◆ Goal:
Rewrite the material below with every occurrence of "previous-vte-value" changed to "prior-vte-value" and everything else left unchanged. Omit the pictures from your reproduction.

###

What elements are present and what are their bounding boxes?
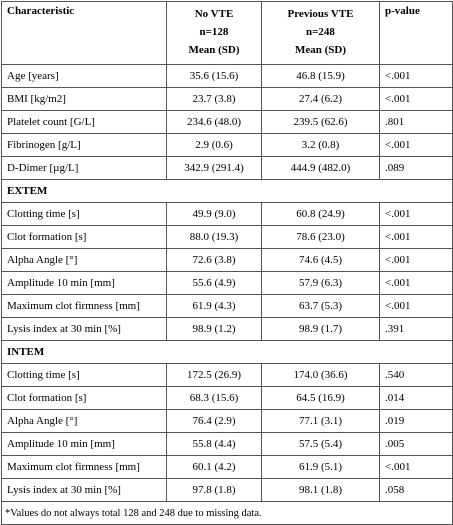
no-vte-value: 23.7 (3.8) [167, 88, 262, 111]
previous-vte-value: 239.5 (62.6) [262, 111, 380, 134]
p-value: .089 [380, 157, 453, 180]
previous-vte-value: 57.5 (5.4) [262, 433, 380, 456]
no-vte-value: 88.0 (19.3) [167, 226, 262, 249]
table-row [2, 318, 453, 341]
row-label: Clot formation [s] [2, 387, 167, 410]
row-label: Clotting time [s] [2, 203, 167, 226]
table-row [2, 249, 453, 272]
table-row [2, 387, 453, 410]
previous-vte-value: 63.7 (5.3) [262, 295, 380, 318]
header-previous-vte-n: n=248 [306, 26, 335, 38]
row-label: Clotting time [s] [2, 364, 167, 387]
previous-vte-value: 61.9 (5.1) [262, 456, 380, 479]
no-vte-value: 60.1 (4.2) [167, 456, 262, 479]
p-value: <.001 [380, 226, 453, 249]
no-vte-value: 68.3 (15.6) [167, 387, 262, 410]
previous-vte-value: 78.6 (23.0) [262, 226, 380, 249]
p-value: .058 [380, 479, 453, 502]
table-row [2, 456, 453, 479]
table-row [2, 111, 453, 134]
no-vte-value: 49.9 (9.0) [167, 203, 262, 226]
no-vte-value: 55.8 (4.4) [167, 433, 262, 456]
header-no-vte-n: n=128 [199, 26, 229, 38]
header-previous-vte-stat: Mean (SD) [294, 44, 347, 56]
p-value: <.001 [380, 456, 453, 479]
previous-vte-value: 98.9 (1.7) [262, 318, 380, 341]
previous-vte-value: 174.0 (36.6) [262, 364, 380, 387]
extem-section-row [2, 180, 453, 203]
previous-vte-value: 60.8 (24.9) [262, 203, 380, 226]
p-value: <.001 [380, 88, 453, 111]
previous-vte-value: 57.9 (6.3) [262, 272, 380, 295]
header-previous-vte [262, 2, 380, 65]
p-value: <.001 [380, 249, 453, 272]
no-vte-value: 72.6 (3.8) [167, 249, 262, 272]
table-row [2, 134, 453, 157]
row-label: Lysis index at 30 min [%] [2, 479, 167, 502]
row-label: Lysis index at 30 min [%] [2, 318, 167, 341]
no-vte-value: 234.6 (48.0) [167, 111, 262, 134]
header-no-vte-title: No VTE [194, 8, 234, 20]
no-vte-value: 172.5 (26.9) [167, 364, 262, 387]
p-value: .005 [380, 433, 453, 456]
row-label: Platelet count [G/L] [2, 111, 167, 134]
table-header-row [2, 2, 453, 65]
row-label: Fibrinogen [g/L] [2, 134, 167, 157]
p-value: .540 [380, 364, 453, 387]
table-row [2, 65, 453, 88]
table-row [2, 364, 453, 387]
row-label: Maximum clot firmness [mm] [2, 295, 167, 318]
no-vte-value: 61.9 (4.3) [167, 295, 262, 318]
table-row [2, 272, 453, 295]
table-row [2, 226, 453, 249]
previous-vte-value: 64.5 (16.9) [262, 387, 380, 410]
intem-section-title: INTEM [2, 341, 453, 364]
footnote: *Values do not always total 128 and 248 due to missing data. [2, 502, 453, 525]
p-value: <.001 [380, 203, 453, 226]
row-label: Alpha Angle [°] [2, 410, 167, 433]
header-characteristic: Characteristic [2, 2, 167, 65]
table-row [2, 203, 453, 226]
p-value: .014 [380, 387, 453, 410]
row-label: Amplitude 10 min [mm] [2, 272, 167, 295]
previous-vte-value: 74.6 (4.5) [262, 249, 380, 272]
previous-vte-value: 46.8 (15.9) [262, 65, 380, 88]
previous-vte-value: 77.1 (3.1) [262, 410, 380, 433]
previous-vte-value: 444.9 (482.0) [262, 157, 380, 180]
no-vte-value: 98.9 (1.2) [167, 318, 262, 341]
header-no-vte [167, 2, 262, 65]
p-value: <.001 [380, 65, 453, 88]
no-vte-value: 342.9 (291.4) [167, 157, 262, 180]
row-label: Age [years] [2, 65, 167, 88]
row-label: Alpha Angle [°] [2, 249, 167, 272]
header-p-value: p-value [380, 2, 453, 65]
header-no-vte-stat: Mean (SD) [188, 44, 240, 56]
no-vte-value: 55.6 (4.9) [167, 272, 262, 295]
previous-vte-value: 27.4 (6.2) [262, 88, 380, 111]
p-value: .391 [380, 318, 453, 341]
table-row [2, 410, 453, 433]
no-vte-value: 76.4 (2.9) [167, 410, 262, 433]
table-row [2, 433, 453, 456]
no-vte-value: 2.9 (0.6) [167, 134, 262, 157]
footnote-row [2, 502, 453, 525]
row-label: BMI [kg/m2] [2, 88, 167, 111]
row-label: Clot formation [s] [2, 226, 167, 249]
row-label: Maximum clot firmness [mm] [2, 456, 167, 479]
table-row [2, 157, 453, 180]
extem-section-title: EXTEM [2, 180, 453, 203]
row-label: Amplitude 10 min [mm] [2, 433, 167, 456]
data-table [1, 1, 453, 525]
p-value: <.001 [380, 134, 453, 157]
p-value: .801 [380, 111, 453, 134]
no-vte-value: 97.8 (1.8) [167, 479, 262, 502]
previous-vte-value: 98.1 (1.8) [262, 479, 380, 502]
p-value: <.001 [380, 272, 453, 295]
previous-vte-value: 3.2 (0.8) [262, 134, 380, 157]
p-value: <.001 [380, 295, 453, 318]
intem-section-row [2, 341, 453, 364]
table-body [2, 65, 453, 502]
table-row [2, 479, 453, 502]
p-value: .019 [380, 410, 453, 433]
no-vte-value: 35.6 (15.6) [167, 65, 262, 88]
header-previous-vte-title: Previous VTE [287, 8, 354, 20]
table-row [2, 295, 453, 318]
row-label: D-Dimer [µg/L] [2, 157, 167, 180]
table-row [2, 88, 453, 111]
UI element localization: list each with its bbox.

###

◆ Answer to this problem:
What elements are present and what are their bounding boxes?
no-vte-value: 23.7 (3.8) [167, 88, 262, 111]
prior-vte-value: 239.5 (62.6) [262, 111, 380, 134]
p-value: .089 [380, 157, 453, 180]
prior-vte-value: 57.5 (5.4) [262, 433, 380, 456]
no-vte-value: 88.0 (19.3) [167, 226, 262, 249]
table-row [2, 318, 453, 341]
row-label: Clot formation [s] [2, 387, 167, 410]
row-label: Clotting time [s] [2, 203, 167, 226]
table-row [2, 249, 453, 272]
table-row [2, 387, 453, 410]
prior-vte-value: 63.7 (5.3) [262, 295, 380, 318]
header-previous-vte-n: n=248 [306, 26, 335, 38]
row-label: Clotting time [s] [2, 364, 167, 387]
prior-vte-value: 61.9 (5.1) [262, 456, 380, 479]
no-vte-value: 60.1 (4.2) [167, 456, 262, 479]
p-value: <.001 [380, 226, 453, 249]
no-vte-value: 68.3 (15.6) [167, 387, 262, 410]
prior-vte-value: 78.6 (23.0) [262, 226, 380, 249]
p-value: .058 [380, 479, 453, 502]
table-row [2, 456, 453, 479]
table-row [2, 111, 453, 134]
no-vte-value: 49.9 (9.0) [167, 203, 262, 226]
no-vte-value: 55.8 (4.4) [167, 433, 262, 456]
header-no-vte-n: n=128 [199, 26, 229, 38]
header-previous-vte-stat: Mean (SD) [294, 44, 347, 56]
p-value: <.001 [380, 456, 453, 479]
prior-vte-value: 98.9 (1.7) [262, 318, 380, 341]
prior-vte-value: 174.0 (36.6) [262, 364, 380, 387]
extem-section-row [2, 180, 453, 203]
prior-vte-value: 60.8 (24.9) [262, 203, 380, 226]
p-value: <.001 [380, 88, 453, 111]
prior-vte-value: 57.9 (6.3) [262, 272, 380, 295]
header-previous-vte [262, 2, 380, 65]
p-value: <.001 [380, 249, 453, 272]
no-vte-value: 72.6 (3.8) [167, 249, 262, 272]
table-row [2, 134, 453, 157]
row-label: Lysis index at 30 min [%] [2, 479, 167, 502]
row-label: Lysis index at 30 min [%] [2, 318, 167, 341]
no-vte-value: 234.6 (48.0) [167, 111, 262, 134]
header-no-vte-title: No VTE [194, 8, 234, 20]
no-vte-value: 172.5 (26.9) [167, 364, 262, 387]
p-value: .005 [380, 433, 453, 456]
row-label: Platelet count [G/L] [2, 111, 167, 134]
table-header-row [2, 2, 453, 65]
row-label: Fibrinogen [g/L] [2, 134, 167, 157]
p-value: .540 [380, 364, 453, 387]
table-row [2, 65, 453, 88]
table-row [2, 364, 453, 387]
row-label: Maximum clot firmness [mm] [2, 295, 167, 318]
no-vte-value: 61.9 (4.3) [167, 295, 262, 318]
table-row [2, 272, 453, 295]
table-row [2, 226, 453, 249]
prior-vte-value: 64.5 (16.9) [262, 387, 380, 410]
intem-section-title: INTEM [2, 341, 453, 364]
footnote: *Values do not always total 128 and 248 due to missing data. [2, 502, 453, 525]
p-value: <.001 [380, 203, 453, 226]
row-label: Alpha Angle [°] [2, 410, 167, 433]
header-characteristic: Characteristic [2, 2, 167, 65]
table-row [2, 203, 453, 226]
p-value: .014 [380, 387, 453, 410]
row-label: Amplitude 10 min [mm] [2, 272, 167, 295]
prior-vte-value: 74.6 (4.5) [262, 249, 380, 272]
prior-vte-value: 46.8 (15.9) [262, 65, 380, 88]
prior-vte-value: 77.1 (3.1) [262, 410, 380, 433]
prior-vte-value: 444.9 (482.0) [262, 157, 380, 180]
no-vte-value: 98.9 (1.2) [167, 318, 262, 341]
header-no-vte [167, 2, 262, 65]
p-value: <.001 [380, 65, 453, 88]
no-vte-value: 342.9 (291.4) [167, 157, 262, 180]
row-label: Age [years] [2, 65, 167, 88]
row-label: Alpha Angle [°] [2, 249, 167, 272]
header-p-value: p-value [380, 2, 453, 65]
header-no-vte-stat: Mean (SD) [188, 44, 240, 56]
no-vte-value: 55.6 (4.9) [167, 272, 262, 295]
prior-vte-value: 27.4 (6.2) [262, 88, 380, 111]
p-value: .391 [380, 318, 453, 341]
table-row [2, 410, 453, 433]
no-vte-value: 76.4 (2.9) [167, 410, 262, 433]
table-row [2, 433, 453, 456]
no-vte-value: 2.9 (0.6) [167, 134, 262, 157]
footnote-row [2, 502, 453, 525]
row-label: BMI [kg/m2] [2, 88, 167, 111]
row-label: Clot formation [s] [2, 226, 167, 249]
row-label: Maximum clot firmness [mm] [2, 456, 167, 479]
table-row [2, 157, 453, 180]
extem-section-title: EXTEM [2, 180, 453, 203]
row-label: Amplitude 10 min [mm] [2, 433, 167, 456]
data-table [1, 1, 453, 525]
p-value: <.001 [380, 134, 453, 157]
p-value: .801 [380, 111, 453, 134]
no-vte-value: 97.8 (1.8) [167, 479, 262, 502]
prior-vte-value: 98.1 (1.8) [262, 479, 380, 502]
p-value: <.001 [380, 272, 453, 295]
prior-vte-value: 3.2 (0.8) [262, 134, 380, 157]
p-value: <.001 [380, 295, 453, 318]
intem-section-row [2, 341, 453, 364]
table-body [2, 65, 453, 502]
table-row [2, 479, 453, 502]
p-value: .019 [380, 410, 453, 433]
no-vte-value: 35.6 (15.6) [167, 65, 262, 88]
header-previous-vte-title: Previous VTE [287, 8, 354, 20]
table-row [2, 295, 453, 318]
row-label: D-Dimer [µg/L] [2, 157, 167, 180]
table-row [2, 88, 453, 111]
UI element localization: list each with its bbox.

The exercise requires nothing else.